(Your task) Search the material below for the string "Νομού" and extract each line that has it.
## Begin
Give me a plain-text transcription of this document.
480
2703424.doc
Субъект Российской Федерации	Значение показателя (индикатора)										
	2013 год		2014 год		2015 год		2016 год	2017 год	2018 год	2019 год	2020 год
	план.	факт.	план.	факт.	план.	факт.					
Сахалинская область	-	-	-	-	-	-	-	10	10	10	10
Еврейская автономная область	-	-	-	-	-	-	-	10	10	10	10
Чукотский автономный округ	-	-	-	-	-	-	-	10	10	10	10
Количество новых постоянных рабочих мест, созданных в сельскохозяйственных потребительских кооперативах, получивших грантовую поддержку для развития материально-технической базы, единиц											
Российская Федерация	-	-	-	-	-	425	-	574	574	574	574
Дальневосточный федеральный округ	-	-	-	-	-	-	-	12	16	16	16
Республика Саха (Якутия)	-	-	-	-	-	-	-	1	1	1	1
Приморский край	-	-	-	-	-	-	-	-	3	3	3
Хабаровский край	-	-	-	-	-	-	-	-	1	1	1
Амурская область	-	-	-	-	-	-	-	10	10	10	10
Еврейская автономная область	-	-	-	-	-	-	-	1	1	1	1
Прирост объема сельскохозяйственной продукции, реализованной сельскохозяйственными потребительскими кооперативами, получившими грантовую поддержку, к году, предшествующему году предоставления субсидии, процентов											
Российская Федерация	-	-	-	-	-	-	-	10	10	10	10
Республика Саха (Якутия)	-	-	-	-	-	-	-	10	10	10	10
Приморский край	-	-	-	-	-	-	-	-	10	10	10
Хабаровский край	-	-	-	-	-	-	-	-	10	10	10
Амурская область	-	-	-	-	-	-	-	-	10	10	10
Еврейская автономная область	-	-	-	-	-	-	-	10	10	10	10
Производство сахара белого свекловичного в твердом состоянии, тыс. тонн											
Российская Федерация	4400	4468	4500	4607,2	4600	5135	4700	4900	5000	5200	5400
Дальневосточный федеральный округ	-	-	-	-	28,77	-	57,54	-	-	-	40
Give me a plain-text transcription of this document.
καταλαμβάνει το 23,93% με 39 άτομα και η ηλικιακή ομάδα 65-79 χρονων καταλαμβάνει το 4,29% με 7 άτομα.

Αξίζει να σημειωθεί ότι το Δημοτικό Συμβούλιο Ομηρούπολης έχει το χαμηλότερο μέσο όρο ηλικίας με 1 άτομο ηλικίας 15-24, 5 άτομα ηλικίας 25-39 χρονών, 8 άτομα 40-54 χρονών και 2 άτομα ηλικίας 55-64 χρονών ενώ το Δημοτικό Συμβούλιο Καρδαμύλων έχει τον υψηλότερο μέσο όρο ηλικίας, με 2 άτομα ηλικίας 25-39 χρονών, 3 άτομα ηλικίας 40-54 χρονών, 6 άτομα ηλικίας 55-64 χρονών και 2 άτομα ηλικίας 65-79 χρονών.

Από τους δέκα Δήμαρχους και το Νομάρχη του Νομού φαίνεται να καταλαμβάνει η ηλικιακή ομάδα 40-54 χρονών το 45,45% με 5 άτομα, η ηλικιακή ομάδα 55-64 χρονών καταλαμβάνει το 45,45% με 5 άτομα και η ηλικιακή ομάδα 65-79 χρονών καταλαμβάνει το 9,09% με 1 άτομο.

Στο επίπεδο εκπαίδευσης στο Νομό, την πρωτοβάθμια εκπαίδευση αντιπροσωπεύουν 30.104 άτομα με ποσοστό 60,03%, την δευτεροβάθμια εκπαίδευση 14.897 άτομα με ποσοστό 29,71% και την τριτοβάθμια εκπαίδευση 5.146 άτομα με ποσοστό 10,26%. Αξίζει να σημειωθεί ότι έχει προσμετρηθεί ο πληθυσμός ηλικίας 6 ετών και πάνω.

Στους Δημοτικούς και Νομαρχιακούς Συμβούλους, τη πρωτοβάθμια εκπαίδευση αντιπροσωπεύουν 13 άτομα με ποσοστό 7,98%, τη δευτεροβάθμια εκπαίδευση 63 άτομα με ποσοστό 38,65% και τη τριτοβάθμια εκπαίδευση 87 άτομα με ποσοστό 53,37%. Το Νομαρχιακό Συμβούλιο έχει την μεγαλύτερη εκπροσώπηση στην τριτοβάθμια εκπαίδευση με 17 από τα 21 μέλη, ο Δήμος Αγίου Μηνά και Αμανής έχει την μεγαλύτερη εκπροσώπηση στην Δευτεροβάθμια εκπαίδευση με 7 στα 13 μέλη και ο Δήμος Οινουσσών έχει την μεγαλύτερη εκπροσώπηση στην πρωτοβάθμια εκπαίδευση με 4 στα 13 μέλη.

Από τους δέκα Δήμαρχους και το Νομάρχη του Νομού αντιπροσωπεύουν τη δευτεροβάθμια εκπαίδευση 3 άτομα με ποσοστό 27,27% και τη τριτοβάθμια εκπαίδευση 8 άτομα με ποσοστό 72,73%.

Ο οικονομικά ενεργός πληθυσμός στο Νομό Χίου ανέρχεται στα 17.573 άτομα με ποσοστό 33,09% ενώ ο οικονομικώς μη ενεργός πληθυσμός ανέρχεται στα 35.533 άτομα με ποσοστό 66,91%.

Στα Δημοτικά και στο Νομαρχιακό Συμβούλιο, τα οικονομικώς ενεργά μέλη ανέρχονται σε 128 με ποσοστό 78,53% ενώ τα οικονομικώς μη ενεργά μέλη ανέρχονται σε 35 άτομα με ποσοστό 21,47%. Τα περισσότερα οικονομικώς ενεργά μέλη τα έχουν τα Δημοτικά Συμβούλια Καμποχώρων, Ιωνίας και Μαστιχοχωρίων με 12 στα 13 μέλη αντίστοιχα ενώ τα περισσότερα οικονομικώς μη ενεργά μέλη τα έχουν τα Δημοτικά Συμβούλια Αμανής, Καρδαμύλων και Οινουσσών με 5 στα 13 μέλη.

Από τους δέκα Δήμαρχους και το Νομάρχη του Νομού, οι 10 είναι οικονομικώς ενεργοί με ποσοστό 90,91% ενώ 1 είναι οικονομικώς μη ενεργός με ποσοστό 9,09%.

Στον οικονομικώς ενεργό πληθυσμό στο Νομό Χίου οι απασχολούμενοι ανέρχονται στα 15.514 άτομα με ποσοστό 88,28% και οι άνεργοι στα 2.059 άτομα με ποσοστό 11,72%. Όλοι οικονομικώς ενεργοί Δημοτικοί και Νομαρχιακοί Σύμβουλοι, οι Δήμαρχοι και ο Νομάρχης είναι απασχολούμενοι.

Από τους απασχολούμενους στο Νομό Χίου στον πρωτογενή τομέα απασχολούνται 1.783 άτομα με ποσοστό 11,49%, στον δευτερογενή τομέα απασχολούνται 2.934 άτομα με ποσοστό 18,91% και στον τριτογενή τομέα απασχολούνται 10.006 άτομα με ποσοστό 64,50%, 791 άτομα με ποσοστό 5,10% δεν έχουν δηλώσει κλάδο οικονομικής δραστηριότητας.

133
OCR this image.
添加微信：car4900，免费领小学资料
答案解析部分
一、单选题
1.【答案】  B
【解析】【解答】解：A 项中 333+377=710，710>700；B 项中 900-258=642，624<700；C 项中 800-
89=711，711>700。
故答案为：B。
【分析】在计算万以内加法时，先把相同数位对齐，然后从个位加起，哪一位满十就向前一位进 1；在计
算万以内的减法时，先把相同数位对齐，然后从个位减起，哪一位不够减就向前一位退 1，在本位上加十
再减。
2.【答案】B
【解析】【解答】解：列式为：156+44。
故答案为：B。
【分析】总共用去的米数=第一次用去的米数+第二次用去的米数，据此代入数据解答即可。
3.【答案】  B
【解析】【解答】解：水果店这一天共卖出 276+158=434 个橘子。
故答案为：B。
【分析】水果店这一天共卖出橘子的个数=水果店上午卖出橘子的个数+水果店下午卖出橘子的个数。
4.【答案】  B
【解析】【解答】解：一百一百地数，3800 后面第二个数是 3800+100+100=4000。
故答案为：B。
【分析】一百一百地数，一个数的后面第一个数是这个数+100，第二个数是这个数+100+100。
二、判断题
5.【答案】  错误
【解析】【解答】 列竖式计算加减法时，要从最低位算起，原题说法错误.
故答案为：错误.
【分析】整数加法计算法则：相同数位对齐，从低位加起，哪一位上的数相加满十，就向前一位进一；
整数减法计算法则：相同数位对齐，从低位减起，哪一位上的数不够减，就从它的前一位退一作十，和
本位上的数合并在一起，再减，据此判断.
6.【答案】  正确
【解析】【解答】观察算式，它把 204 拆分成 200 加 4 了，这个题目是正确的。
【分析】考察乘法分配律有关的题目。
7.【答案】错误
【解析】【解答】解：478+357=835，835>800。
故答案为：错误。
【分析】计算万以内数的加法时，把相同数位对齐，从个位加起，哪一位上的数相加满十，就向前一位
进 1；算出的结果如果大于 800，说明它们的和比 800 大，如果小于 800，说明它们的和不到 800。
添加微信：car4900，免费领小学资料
## End
(Task result)
Από τους δέκα Δήμαρχους και το Νομάρχη του Νομού φαίνεται να καταλαμβάνει η ηλικιακή ομάδα 40-54 χρονών το 45,45% με 5 άτομα, η ηλικιακή ομάδα 55-64 χρονών καταλαμβάνει το 45,45% με 5 άτομα και η ηλικιακή ομάδα 65-79 χρονών καταλαμβάνει το 9,09% με 1 άτομο.
Από τους δέκα Δήμαρχους και το Νομάρχη του Νομού αντιπροσωπεύουν τη δευτεροβάθμια εκπαίδευση 3 άτομα με ποσοστό 27,27% και τη τριτοβάθμια εκπαίδευση 8 άτομα με ποσοστό 72,73%.
Από τους δέκα Δήμαρχους και το Νομάρχη του Νομού, οι 10 είναι οικονομικώς ενεργοί με ποσοστό 90,91% ενώ 1 είναι οικονομικώς μη ενεργός με ποσοστό 9,09%.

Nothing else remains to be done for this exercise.